▶ [What you have to do] From the listing below, extract each line containing the string "синтетические".

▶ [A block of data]
++++++++++++++++++++
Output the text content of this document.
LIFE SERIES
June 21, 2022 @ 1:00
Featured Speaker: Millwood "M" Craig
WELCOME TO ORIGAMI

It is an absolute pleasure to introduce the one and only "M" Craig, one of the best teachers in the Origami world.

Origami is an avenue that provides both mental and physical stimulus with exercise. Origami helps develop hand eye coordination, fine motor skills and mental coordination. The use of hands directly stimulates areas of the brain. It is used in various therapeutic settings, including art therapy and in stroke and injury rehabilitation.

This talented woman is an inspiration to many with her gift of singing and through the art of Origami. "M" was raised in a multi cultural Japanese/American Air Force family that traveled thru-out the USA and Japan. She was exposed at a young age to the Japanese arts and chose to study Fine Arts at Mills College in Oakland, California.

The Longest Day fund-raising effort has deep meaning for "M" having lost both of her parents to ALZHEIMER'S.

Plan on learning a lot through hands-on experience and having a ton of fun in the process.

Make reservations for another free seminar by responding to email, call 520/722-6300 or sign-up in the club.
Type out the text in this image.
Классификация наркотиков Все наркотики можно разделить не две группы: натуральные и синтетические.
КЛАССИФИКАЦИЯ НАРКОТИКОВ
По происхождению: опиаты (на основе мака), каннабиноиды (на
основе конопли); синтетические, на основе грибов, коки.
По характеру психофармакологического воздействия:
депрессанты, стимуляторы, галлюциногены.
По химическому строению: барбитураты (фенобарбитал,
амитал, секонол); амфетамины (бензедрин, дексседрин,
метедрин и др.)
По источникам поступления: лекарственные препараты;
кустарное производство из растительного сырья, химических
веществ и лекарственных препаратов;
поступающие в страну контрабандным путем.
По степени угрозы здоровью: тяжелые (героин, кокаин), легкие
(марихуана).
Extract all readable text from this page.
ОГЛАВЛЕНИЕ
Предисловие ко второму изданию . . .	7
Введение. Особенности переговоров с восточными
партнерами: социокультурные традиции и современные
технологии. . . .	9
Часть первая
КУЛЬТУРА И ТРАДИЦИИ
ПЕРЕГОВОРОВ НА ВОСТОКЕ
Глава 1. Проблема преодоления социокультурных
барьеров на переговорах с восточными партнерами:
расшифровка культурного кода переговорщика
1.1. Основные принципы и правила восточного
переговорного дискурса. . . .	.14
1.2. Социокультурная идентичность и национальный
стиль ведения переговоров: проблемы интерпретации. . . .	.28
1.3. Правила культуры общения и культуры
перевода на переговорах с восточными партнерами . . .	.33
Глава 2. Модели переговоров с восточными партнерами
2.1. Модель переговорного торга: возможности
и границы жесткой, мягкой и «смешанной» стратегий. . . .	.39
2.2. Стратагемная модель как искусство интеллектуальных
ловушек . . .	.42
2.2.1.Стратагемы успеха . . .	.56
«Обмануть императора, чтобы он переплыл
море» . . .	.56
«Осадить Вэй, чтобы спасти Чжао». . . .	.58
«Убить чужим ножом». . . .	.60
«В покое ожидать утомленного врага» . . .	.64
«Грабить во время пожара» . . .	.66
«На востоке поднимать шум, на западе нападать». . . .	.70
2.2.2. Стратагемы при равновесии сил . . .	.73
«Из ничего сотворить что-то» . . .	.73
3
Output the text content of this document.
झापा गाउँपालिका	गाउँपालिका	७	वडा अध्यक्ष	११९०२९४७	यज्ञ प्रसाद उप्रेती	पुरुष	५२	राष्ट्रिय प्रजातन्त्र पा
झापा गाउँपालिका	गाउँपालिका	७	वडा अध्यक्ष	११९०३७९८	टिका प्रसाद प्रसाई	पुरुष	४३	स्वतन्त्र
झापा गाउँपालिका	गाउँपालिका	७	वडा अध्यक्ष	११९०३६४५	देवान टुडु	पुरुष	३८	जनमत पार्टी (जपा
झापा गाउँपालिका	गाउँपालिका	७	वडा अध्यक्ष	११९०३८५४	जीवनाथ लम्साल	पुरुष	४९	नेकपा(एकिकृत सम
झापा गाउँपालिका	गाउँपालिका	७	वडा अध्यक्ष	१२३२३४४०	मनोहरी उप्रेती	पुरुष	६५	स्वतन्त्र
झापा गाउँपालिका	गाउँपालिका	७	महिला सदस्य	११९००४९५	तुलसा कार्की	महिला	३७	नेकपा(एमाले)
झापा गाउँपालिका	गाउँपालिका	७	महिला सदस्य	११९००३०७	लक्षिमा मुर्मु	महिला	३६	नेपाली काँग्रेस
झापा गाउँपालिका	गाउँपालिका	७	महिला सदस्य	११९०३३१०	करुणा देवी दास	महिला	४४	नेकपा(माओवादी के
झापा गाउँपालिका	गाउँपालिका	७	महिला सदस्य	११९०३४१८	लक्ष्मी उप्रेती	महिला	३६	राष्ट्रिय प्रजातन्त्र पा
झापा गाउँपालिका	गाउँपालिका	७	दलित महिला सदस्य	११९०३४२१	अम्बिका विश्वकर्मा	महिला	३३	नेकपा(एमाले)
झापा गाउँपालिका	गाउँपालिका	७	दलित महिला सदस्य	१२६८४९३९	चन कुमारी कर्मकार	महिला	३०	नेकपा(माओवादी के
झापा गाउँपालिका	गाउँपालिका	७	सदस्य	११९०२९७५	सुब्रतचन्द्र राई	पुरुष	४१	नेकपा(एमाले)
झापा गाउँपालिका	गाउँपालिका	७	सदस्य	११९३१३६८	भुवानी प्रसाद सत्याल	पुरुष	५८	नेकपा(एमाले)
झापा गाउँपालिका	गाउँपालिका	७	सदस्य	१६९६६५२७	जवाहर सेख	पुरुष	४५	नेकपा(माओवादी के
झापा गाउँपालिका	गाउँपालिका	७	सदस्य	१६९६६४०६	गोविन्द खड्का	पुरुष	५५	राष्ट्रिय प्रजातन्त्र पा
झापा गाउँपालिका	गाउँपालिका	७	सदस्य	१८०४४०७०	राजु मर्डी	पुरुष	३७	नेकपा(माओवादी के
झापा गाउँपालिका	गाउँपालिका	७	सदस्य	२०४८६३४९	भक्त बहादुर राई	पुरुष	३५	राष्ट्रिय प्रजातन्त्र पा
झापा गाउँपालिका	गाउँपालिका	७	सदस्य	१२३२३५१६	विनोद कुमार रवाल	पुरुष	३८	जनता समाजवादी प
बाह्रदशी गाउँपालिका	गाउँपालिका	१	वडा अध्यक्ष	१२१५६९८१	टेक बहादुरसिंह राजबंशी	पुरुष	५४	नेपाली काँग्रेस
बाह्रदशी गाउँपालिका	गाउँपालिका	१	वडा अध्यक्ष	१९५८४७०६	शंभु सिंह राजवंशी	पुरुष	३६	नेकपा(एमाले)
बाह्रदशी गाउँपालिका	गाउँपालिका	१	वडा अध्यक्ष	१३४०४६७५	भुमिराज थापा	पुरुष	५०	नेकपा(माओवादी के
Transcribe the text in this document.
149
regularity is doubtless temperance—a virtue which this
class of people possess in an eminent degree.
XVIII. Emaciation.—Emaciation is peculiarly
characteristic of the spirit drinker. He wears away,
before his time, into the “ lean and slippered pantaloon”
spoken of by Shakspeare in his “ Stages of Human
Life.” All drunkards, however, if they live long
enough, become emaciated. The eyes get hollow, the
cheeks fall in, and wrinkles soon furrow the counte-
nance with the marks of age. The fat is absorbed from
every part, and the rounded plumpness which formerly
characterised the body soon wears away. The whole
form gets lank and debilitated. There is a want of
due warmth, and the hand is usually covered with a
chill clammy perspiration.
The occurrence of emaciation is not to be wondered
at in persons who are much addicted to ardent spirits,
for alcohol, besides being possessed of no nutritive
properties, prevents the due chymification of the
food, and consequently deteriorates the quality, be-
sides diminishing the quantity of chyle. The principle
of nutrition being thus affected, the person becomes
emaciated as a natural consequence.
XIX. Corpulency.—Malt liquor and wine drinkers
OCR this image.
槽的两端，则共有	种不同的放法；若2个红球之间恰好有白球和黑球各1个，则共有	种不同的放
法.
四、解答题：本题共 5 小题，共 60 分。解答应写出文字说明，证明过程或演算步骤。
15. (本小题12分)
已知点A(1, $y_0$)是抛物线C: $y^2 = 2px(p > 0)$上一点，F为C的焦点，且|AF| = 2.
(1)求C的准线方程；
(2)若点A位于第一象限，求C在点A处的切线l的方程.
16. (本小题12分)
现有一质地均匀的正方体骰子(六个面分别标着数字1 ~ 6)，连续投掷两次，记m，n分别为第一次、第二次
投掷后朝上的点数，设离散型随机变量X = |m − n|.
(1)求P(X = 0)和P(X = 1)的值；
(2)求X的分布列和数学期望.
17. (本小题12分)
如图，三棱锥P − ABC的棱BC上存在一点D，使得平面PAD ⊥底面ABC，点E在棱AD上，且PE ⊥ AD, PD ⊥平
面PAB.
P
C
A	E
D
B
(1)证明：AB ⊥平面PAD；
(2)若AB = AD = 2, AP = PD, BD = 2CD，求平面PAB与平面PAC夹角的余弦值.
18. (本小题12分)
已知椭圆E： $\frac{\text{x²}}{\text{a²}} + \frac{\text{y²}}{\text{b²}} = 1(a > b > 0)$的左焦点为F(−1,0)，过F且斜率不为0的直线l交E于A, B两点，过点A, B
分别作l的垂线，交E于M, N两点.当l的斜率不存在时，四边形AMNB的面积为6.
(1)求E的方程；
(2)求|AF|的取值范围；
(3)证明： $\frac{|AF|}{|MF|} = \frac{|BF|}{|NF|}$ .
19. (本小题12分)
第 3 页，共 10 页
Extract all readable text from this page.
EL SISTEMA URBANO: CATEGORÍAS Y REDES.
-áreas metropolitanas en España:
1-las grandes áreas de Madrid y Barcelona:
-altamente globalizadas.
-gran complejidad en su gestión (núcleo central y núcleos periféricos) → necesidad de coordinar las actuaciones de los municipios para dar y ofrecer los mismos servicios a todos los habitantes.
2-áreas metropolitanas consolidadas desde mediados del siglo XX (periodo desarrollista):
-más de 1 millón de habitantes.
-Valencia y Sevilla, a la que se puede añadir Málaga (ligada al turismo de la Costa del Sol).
++++++++++++++++++++
▶ [The solution]
Классификация наркотиков Все наркотики можно разделить не две группы: натуральные и синтетические.
основе конопли); синтетические, на основе грибов, коки.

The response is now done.